### Problem description
Copy out the data below verbatim.

### Stored items
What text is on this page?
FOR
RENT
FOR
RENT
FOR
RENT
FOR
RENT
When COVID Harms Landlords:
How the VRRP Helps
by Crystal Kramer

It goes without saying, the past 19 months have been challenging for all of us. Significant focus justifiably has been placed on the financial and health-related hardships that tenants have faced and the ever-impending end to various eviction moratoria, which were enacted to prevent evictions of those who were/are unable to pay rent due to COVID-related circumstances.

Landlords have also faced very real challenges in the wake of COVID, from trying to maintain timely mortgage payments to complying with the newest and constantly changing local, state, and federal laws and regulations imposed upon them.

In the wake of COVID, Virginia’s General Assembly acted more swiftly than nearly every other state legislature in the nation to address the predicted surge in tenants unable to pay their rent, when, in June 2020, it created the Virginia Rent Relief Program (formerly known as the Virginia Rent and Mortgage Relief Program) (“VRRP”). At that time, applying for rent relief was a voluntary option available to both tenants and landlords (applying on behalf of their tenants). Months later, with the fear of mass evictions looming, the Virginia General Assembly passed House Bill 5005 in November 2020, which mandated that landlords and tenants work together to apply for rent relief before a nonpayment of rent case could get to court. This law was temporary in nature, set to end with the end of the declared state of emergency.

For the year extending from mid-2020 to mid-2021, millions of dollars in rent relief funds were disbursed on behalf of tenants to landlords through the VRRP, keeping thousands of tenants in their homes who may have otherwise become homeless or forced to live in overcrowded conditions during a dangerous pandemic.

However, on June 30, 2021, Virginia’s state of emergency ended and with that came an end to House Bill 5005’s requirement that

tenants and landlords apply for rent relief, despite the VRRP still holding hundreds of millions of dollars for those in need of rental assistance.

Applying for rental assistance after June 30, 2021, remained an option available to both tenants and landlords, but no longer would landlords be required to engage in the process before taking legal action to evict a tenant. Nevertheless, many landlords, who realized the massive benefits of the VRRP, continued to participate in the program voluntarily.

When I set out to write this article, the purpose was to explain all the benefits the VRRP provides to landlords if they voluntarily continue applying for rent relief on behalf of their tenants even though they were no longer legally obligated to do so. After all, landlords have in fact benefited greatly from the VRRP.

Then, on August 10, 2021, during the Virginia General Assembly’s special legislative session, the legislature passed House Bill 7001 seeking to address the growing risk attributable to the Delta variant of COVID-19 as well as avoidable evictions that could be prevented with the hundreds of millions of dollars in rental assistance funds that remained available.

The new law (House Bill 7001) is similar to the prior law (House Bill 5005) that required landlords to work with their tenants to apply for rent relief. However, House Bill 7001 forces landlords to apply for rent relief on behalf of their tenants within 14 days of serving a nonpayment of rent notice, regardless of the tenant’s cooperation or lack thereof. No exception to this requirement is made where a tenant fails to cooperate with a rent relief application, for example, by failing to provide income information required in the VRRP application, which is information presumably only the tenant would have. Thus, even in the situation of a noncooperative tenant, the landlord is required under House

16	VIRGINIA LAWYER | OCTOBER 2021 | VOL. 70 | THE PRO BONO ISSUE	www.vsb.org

### Exercise output
What text is on this page?
FOR
RENT
FOR
RENT
FOR
RENT
FOR
RENT
When COVID Harms Landlords:
How the VRRP Helps
by Crystal Kramer

It goes without saying, the past 19 months have been challenging for all of us. Significant focus justifiably has been placed on the financial and health-related hardships that tenants have faced and the ever-impending end to various eviction moratoria, which were enacted to prevent evictions of those who were/are unable to pay rent due to COVID-related circumstances.

Landlords have also faced very real challenges in the wake of COVID, from trying to maintain timely mortgage payments to complying with the newest and constantly changing local, state, and federal laws and regulations imposed upon them.

In the wake of COVID, Virginia’s General Assembly acted more swiftly than nearly every other state legislature in the nation to address the predicted surge in tenants unable to pay their rent, when, in June 2020, it created the Virginia Rent Relief Program (formerly known as the Virginia Rent and Mortgage Relief Program) (“VRRP”). At that time, applying for rent relief was a voluntary option available to both tenants and landlords (applying on behalf of their tenants). Months later, with the fear of mass evictions looming, the Virginia General Assembly passed House Bill 5005 in November 2020, which mandated that landlords and tenants work together to apply for rent relief before a nonpayment of rent case could get to court. This law was temporary in nature, set to end with the end of the declared state of emergency.

For the year extending from mid-2020 to mid-2021, millions of dollars in rent relief funds were disbursed on behalf of tenants to landlords through the VRRP, keeping thousands of tenants in their homes who may have otherwise become homeless or forced to live in overcrowded conditions during a dangerous pandemic.

However, on June 30, 2021, Virginia’s state of emergency ended and with that came an end to House Bill 5005’s requirement that

tenants and landlords apply for rent relief, despite the VRRP still holding hundreds of millions of dollars for those in need of rental assistance.

Applying for rental assistance after June 30, 2021, remained an option available to both tenants and landlords, but no longer would landlords be required to engage in the process before taking legal action to evict a tenant. Nevertheless, many landlords, who realized the massive benefits of the VRRP, continued to participate in the program voluntarily.

When I set out to write this article, the purpose was to explain all the benefits the VRRP provides to landlords if they voluntarily continue applying for rent relief on behalf of their tenants even though they were no longer legally obligated to do so. After all, landlords have in fact benefited greatly from the VRRP.

Then, on August 10, 2021, during the Virginia General Assembly’s special legislative session, the legislature passed House Bill 7001 seeking to address the growing risk attributable to the Delta variant of COVID-19 as well as avoidable evictions that could be prevented with the hundreds of millions of dollars in rental assistance funds that remained available.

The new law (House Bill 7001) is similar to the prior law (House Bill 5005) that required landlords to work with their tenants to apply for rent relief. However, House Bill 7001 forces landlords to apply for rent relief on behalf of their tenants within 14 days of serving a nonpayment of rent notice, regardless of the tenant’s cooperation or lack thereof. No exception to this requirement is made where a tenant fails to cooperate with a rent relief application, for example, by failing to provide income information required in the VRRP application, which is information presumably only the tenant would have. Thus, even in the situation of a noncooperative tenant, the landlord is required under House

16	VIRGINIA LAWYER | OCTOBER 2021 | VOL. 70 | THE PRO BONO ISSUE	www.vsb.org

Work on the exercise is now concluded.